▸ GIVEN INSTRUCTION
Retype the records that come next, word for word.

Stored data entries:
►

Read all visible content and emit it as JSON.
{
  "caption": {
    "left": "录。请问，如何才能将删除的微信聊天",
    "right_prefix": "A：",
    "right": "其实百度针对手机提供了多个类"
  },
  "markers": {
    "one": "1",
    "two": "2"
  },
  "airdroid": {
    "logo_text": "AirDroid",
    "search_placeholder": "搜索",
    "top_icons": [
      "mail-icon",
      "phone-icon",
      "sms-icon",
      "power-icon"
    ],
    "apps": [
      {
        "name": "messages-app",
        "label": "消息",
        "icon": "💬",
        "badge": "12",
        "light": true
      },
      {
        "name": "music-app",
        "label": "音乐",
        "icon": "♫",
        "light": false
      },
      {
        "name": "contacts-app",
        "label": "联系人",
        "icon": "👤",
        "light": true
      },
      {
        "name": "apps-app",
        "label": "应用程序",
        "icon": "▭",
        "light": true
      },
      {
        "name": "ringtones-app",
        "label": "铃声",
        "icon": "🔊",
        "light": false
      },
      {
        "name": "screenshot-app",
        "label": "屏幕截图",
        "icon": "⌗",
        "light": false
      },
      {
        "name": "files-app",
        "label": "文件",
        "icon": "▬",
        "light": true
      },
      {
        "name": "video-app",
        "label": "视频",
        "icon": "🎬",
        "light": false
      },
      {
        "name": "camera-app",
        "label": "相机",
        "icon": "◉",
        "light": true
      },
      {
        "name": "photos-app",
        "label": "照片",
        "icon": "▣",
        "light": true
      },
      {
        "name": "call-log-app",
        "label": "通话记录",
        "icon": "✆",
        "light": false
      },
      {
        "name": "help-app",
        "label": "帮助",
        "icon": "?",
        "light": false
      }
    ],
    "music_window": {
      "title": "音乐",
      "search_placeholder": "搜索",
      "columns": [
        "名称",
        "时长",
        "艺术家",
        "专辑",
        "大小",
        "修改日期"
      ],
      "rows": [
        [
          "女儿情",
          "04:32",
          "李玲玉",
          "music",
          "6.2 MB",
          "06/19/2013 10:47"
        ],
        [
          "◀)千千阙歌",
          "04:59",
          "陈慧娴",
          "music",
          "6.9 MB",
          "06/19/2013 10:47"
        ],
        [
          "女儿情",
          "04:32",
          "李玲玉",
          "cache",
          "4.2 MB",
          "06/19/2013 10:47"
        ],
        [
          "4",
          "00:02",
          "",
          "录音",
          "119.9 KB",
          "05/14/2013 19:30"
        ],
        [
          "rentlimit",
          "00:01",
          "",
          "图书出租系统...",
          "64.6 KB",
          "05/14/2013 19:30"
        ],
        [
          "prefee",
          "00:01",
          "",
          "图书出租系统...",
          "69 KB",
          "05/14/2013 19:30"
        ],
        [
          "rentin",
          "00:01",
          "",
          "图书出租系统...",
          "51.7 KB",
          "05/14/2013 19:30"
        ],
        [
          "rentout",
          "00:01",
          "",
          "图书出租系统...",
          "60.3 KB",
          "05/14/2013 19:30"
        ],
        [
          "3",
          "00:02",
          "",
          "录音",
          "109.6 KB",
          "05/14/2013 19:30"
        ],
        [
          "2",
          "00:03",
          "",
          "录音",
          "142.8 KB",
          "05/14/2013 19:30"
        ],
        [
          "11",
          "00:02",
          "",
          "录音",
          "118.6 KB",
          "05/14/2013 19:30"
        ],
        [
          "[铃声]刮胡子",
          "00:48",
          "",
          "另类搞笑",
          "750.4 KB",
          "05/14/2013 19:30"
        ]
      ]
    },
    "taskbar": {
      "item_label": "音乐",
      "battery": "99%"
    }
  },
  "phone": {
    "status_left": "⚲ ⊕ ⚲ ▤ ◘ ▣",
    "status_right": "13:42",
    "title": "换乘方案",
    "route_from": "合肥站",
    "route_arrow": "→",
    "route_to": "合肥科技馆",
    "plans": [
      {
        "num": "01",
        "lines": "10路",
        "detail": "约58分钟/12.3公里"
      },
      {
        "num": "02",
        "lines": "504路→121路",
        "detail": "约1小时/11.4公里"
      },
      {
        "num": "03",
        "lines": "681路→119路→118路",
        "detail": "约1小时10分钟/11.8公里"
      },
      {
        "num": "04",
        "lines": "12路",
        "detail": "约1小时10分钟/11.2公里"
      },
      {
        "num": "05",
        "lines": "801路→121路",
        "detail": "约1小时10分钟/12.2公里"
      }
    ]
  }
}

◄

▸ RESPONSE
Read all visible content and emit it as JSON.
{
  "caption": {
    "left": "录。请问，如何才能将删除的微信聊天",
    "right_prefix": "A：",
    "right": "其实百度针对手机提供了多个类"
  },
  "markers": {
    "one": "1",
    "two": "2"
  },
  "airdroid": {
    "logo_text": "AirDroid",
    "search_placeholder": "搜索",
    "top_icons": [
      "mail-icon",
      "phone-icon",
      "sms-icon",
      "power-icon"
    ],
    "apps": [
      {
        "name": "messages-app",
        "label": "消息",
        "icon": "💬",
        "badge": "12",
        "light": true
      },
      {
        "name": "music-app",
        "label": "音乐",
        "icon": "♫",
        "light": false
      },
      {
        "name": "contacts-app",
        "label": "联系人",
        "icon": "👤",
        "light": true
      },
      {
        "name": "apps-app",
        "label": "应用程序",
        "icon": "▭",
        "light": true
      },
      {
        "name": "ringtones-app",
        "label": "铃声",
        "icon": "🔊",
        "light": false
      },
      {
        "name": "screenshot-app",
        "label": "屏幕截图",
        "icon": "⌗",
        "light": false
      },
      {
        "name": "files-app",
        "label": "文件",
        "icon": "▬",
        "light": true
      },
      {
        "name": "video-app",
        "label": "视频",
        "icon": "🎬",
        "light": false
      },
      {
        "name": "camera-app",
        "label": "相机",
        "icon": "◉",
        "light": true
      },
      {
        "name": "photos-app",
        "label": "照片",
        "icon": "▣",
        "light": true
      },
      {
        "name": "call-log-app",
        "label": "通话记录",
        "icon": "✆",
        "light": false
      },
      {
        "name": "help-app",
        "label": "帮助",
        "icon": "?",
        "light": false
      }
    ],
    "music_window": {
      "title": "音乐",
      "search_placeholder": "搜索",
      "columns": [
        "名称",
        "时长",
        "艺术家",
        "专辑",
        "大小",
        "修改日期"
      ],
      "rows": [
        [
          "女儿情",
          "04:32",
          "李玲玉",
          "music",
          "6.2 MB",
          "06/19/2013 10:47"
        ],
        [
          "◀)千千阙歌",
          "04:59",
          "陈慧娴",
          "music",
          "6.9 MB",
          "06/19/2013 10:47"
        ],
        [
          "女儿情",
          "04:32",
          "李玲玉",
          "cache",
          "4.2 MB",
          "06/19/2013 10:47"
        ],
        [
          "4",
          "00:02",
          "",
          "录音",
          "119.9 KB",
          "05/14/2013 19:30"
        ],
        [
          "rentlimit",
          "00:01",
          "",
          "图书出租系统...",
          "64.6 KB",
          "05/14/2013 19:30"
        ],
        [
          "prefee",
          "00:01",
          "",
          "图书出租系统...",
          "69 KB",
          "05/14/2013 19:30"
        ],
        [
          "rentin",
          "00:01",
          "",
          "图书出租系统...",
          "51.7 KB",
          "05/14/2013 19:30"
        ],
        [
          "rentout",
          "00:01",
          "",
          "图书出租系统...",
          "60.3 KB",
          "05/14/2013 19:30"
        ],
        [
          "3",
          "00:02",
          "",
          "录音",
          "109.6 KB",
          "05/14/2013 19:30"
        ],
        [
          "2",
          "00:03",
          "",
          "录音",
          "142.8 KB",
          "05/14/2013 19:30"
        ],
        [
          "11",
          "00:02",
          "",
          "录音",
          "118.6 KB",
          "05/14/2013 19:30"
        ],
        [
          "[铃声]刮胡子",
          "00:48",
          "",
          "另类搞笑",
          "750.4 KB",
          "05/14/2013 19:30"
        ]
      ]
    },
    "taskbar": {
      "item_label": "音乐",
      "battery": "99%"
    }
  },
  "phone": {
    "status_left": "⚲ ⊕ ⚲ ▤ ◘ ▣",
    "status_right": "13:42",
    "title": "换乘方案",
    "route_from": "合肥站",
    "route_arrow": "→",
    "route_to": "合肥科技馆",
    "plans": [
      {
        "num": "01",
        "lines": "10路",
        "detail": "约58分钟/12.3公里"
      },
      {
        "num": "02",
        "lines": "504路→121路",
        "detail": "约1小时/11.4公里"
      },
      {
        "num": "03",
        "lines": "681路→119路→118路",
        "detail": "约1小时10分钟/11.8公里"
      },
      {
        "num": "04",
        "lines": "12路",
        "detail": "约1小时10分钟/11.2公里"
      },
      {
        "num": "05",
        "lines": "801路→121路",
        "detail": "约1小时10分钟/12.2公里"
      }
    ]
  }
}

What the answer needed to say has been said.